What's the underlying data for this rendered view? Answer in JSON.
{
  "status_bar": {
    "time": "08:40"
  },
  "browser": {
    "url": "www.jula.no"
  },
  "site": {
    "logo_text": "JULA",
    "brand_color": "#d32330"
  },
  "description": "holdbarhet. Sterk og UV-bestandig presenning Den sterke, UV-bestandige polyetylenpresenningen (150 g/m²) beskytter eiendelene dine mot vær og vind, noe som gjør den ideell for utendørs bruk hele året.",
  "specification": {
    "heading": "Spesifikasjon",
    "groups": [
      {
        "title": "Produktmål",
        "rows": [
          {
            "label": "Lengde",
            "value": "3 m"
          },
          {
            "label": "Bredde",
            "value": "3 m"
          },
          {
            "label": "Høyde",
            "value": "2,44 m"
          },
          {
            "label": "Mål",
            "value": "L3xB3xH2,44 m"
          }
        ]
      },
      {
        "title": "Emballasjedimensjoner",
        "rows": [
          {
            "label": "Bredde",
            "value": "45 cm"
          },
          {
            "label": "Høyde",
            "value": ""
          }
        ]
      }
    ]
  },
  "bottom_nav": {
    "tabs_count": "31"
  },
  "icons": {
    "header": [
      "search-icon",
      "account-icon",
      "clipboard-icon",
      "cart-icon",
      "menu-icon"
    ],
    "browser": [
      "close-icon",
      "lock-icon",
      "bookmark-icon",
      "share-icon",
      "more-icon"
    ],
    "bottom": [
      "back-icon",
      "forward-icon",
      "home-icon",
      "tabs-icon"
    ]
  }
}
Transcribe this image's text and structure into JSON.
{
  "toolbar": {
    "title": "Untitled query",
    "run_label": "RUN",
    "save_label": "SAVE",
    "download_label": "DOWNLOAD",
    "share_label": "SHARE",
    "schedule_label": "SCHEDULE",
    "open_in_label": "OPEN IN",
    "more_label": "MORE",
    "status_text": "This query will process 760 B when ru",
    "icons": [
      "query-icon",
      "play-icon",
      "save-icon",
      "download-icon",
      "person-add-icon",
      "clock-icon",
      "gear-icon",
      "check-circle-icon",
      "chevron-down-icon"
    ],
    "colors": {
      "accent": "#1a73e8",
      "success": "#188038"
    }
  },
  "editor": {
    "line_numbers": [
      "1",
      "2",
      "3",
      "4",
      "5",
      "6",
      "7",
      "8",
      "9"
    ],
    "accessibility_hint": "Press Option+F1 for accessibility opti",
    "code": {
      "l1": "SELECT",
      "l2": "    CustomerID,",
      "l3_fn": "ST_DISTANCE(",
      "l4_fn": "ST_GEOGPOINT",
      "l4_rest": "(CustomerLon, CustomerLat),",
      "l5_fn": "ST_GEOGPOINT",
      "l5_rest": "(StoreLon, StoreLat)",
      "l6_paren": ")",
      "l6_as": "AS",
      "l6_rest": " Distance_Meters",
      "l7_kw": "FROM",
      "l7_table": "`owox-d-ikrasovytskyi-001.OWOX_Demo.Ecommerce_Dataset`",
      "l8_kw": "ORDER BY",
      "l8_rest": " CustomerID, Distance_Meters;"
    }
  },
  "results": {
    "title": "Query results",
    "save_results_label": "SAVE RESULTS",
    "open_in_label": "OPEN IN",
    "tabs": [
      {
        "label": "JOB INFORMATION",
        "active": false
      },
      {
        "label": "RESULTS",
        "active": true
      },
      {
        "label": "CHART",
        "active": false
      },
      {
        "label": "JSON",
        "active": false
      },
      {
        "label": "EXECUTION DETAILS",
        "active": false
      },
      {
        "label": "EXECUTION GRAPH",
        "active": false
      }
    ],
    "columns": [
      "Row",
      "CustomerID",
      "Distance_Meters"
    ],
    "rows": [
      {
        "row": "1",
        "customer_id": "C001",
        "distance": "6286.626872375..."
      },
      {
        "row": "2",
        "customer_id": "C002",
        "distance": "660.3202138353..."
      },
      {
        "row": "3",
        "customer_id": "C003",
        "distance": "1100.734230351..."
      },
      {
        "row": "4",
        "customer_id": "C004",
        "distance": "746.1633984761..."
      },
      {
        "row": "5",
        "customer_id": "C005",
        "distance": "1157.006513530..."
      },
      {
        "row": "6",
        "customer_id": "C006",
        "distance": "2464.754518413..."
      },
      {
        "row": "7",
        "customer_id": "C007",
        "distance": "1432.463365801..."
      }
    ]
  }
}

------------------------------------------------

▶ Problem to work on
All of the material above needs to be retyped word for word.

▶ Solution to the problem
What's the underlying data for this rendered view? Answer in JSON.
{
  "status_bar": {
    "time": "08:40"
  },
  "browser": {
    "url": "www.jula.no"
  },
  "site": {
    "logo_text": "JULA",
    "brand_color": "#d32330"
  },
  "description": "holdbarhet. Sterk og UV-bestandig presenning Den sterke, UV-bestandige polyetylenpresenningen (150 g/m²) beskytter eiendelene dine mot vær og vind, noe som gjør den ideell for utendørs bruk hele året.",
  "specification": {
    "heading": "Spesifikasjon",
    "groups": [
      {
        "title": "Produktmål",
        "rows": [
          {
            "label": "Lengde",
            "value": "3 m"
          },
          {
            "label": "Bredde",
            "value": "3 m"
          },
          {
            "label": "Høyde",
            "value": "2,44 m"
          },
          {
            "label": "Mål",
            "value": "L3xB3xH2,44 m"
          }
        ]
      },
      {
        "title": "Emballasjedimensjoner",
        "rows": [
          {
            "label": "Bredde",
            "value": "45 cm"
          },
          {
            "label": "Høyde",
            "value": ""
          }
        ]
      }
    ]
  },
  "bottom_nav": {
    "tabs_count": "31"
  },
  "icons": {
    "header": [
      "search-icon",
      "account-icon",
      "clipboard-icon",
      "cart-icon",
      "menu-icon"
    ],
    "browser": [
      "close-icon",
      "lock-icon",
      "bookmark-icon",
      "share-icon",
      "more-icon"
    ],
    "bottom": [
      "back-icon",
      "forward-icon",
      "home-icon",
      "tabs-icon"
    ]
  }
}
Transcribe this image's text and structure into JSON.
{
  "toolbar": {
    "title": "Untitled query",
    "run_label": "RUN",
    "save_label": "SAVE",
    "download_label": "DOWNLOAD",
    "share_label": "SHARE",
    "schedule_label": "SCHEDULE",
    "open_in_label": "OPEN IN",
    "more_label": "MORE",
    "status_text": "This query will process 760 B when ru",
    "icons": [
      "query-icon",
      "play-icon",
      "save-icon",
      "download-icon",
      "person-add-icon",
      "clock-icon",
      "gear-icon",
      "check-circle-icon",
      "chevron-down-icon"
    ],
    "colors": {
      "accent": "#1a73e8",
      "success": "#188038"
    }
  },
  "editor": {
    "line_numbers": [
      "1",
      "2",
      "3",
      "4",
      "5",
      "6",
      "7",
      "8",
      "9"
    ],
    "accessibility_hint": "Press Option+F1 for accessibility opti",
    "code": {
      "l1": "SELECT",
      "l2": "    CustomerID,",
      "l3_fn": "ST_DISTANCE(",
      "l4_fn": "ST_GEOGPOINT",
      "l4_rest": "(CustomerLon, CustomerLat),",
      "l5_fn": "ST_GEOGPOINT",
      "l5_rest": "(StoreLon, StoreLat)",
      "l6_paren": ")",
      "l6_as": "AS",
      "l6_rest": " Distance_Meters",
      "l7_kw": "FROM",
      "l7_table": "`owox-d-ikrasovytskyi-001.OWOX_Demo.Ecommerce_Dataset`",
      "l8_kw": "ORDER BY",
      "l8_rest": " CustomerID, Distance_Meters;"
    }
  },
  "results": {
    "title": "Query results",
    "save_results_label": "SAVE RESULTS",
    "open_in_label": "OPEN IN",
    "tabs": [
      {
        "label": "JOB INFORMATION",
        "active": false
      },
      {
        "label": "RESULTS",
        "active": true
      },
      {
        "label": "CHART",
        "active": false
      },
      {
        "label": "JSON",
        "active": false
      },
      {
        "label": "EXECUTION DETAILS",
        "active": false
      },
      {
        "label": "EXECUTION GRAPH",
        "active": false
      }
    ],
    "columns": [
      "Row",
      "CustomerID",
      "Distance_Meters"
    ],
    "rows": [
      {
        "row": "1",
        "customer_id": "C001",
        "distance": "6286.626872375..."
      },
      {
        "row": "2",
        "customer_id": "C002",
        "distance": "660.3202138353..."
      },
      {
        "row": "3",
        "customer_id": "C003",
        "distance": "1100.734230351..."
      },
      {
        "row": "4",
        "customer_id": "C004",
        "distance": "746.1633984761..."
      },
      {
        "row": "5",
        "customer_id": "C005",
        "distance": "1157.006513530..."
      },
      {
        "row": "6",
        "customer_id": "C006",
        "distance": "2464.754518413..."
      },
      {
        "row": "7",
        "customer_id": "C007",
        "distance": "1432.463365801..."
      }
    ]
  }
}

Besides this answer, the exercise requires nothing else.